* **Set problem**
Across the entries below, how many lines contain the string "service"? Give only the count.

* **Input for this task**
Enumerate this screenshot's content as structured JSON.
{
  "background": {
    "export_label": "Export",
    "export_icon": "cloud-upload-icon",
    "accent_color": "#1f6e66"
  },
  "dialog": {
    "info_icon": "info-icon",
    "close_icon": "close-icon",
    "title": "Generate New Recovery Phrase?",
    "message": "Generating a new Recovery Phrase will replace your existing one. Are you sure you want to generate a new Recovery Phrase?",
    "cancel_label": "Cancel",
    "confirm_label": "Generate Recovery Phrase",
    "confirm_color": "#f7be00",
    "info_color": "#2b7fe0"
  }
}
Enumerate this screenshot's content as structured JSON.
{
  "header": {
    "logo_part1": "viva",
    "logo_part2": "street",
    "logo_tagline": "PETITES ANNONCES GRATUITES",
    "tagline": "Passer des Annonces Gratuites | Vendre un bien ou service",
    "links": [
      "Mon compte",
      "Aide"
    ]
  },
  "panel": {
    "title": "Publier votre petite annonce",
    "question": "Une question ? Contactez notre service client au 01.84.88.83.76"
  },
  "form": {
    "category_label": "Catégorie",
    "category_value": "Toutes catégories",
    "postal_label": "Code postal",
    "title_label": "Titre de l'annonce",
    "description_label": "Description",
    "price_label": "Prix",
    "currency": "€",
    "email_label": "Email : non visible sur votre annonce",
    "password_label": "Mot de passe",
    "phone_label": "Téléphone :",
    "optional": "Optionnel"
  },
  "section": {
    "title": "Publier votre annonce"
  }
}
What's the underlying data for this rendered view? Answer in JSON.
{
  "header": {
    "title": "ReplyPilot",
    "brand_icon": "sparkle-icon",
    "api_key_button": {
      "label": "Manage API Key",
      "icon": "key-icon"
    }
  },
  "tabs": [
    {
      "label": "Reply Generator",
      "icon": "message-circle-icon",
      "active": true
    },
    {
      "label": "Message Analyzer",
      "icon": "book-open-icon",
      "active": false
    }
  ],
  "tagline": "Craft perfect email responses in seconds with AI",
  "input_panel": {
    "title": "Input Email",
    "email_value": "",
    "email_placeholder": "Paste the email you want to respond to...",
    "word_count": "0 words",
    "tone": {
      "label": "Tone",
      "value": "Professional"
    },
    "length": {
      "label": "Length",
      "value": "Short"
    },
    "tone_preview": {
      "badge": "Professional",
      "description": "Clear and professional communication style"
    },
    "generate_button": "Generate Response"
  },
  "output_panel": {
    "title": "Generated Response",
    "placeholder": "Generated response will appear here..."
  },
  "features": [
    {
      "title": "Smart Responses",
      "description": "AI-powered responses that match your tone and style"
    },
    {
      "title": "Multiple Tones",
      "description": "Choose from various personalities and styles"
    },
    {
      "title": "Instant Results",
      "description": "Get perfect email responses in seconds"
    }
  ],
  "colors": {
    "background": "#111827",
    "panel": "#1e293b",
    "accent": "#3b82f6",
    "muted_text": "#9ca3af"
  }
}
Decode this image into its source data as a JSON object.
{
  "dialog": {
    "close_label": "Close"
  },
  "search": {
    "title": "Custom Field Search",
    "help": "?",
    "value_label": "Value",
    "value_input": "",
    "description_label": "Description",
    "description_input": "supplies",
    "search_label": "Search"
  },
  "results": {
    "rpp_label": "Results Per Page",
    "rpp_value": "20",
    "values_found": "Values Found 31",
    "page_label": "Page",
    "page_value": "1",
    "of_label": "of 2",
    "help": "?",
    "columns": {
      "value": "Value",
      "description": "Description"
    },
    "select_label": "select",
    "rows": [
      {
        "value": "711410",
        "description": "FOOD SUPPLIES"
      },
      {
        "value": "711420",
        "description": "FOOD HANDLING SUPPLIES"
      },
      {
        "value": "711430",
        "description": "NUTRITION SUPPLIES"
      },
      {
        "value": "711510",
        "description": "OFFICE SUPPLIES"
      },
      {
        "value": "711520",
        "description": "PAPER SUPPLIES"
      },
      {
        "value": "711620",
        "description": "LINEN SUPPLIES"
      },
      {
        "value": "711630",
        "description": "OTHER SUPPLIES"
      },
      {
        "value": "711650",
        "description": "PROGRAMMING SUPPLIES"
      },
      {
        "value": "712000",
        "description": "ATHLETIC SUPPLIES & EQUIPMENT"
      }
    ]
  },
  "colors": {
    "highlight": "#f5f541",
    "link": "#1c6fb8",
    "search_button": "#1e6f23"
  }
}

* **Response to the task**
2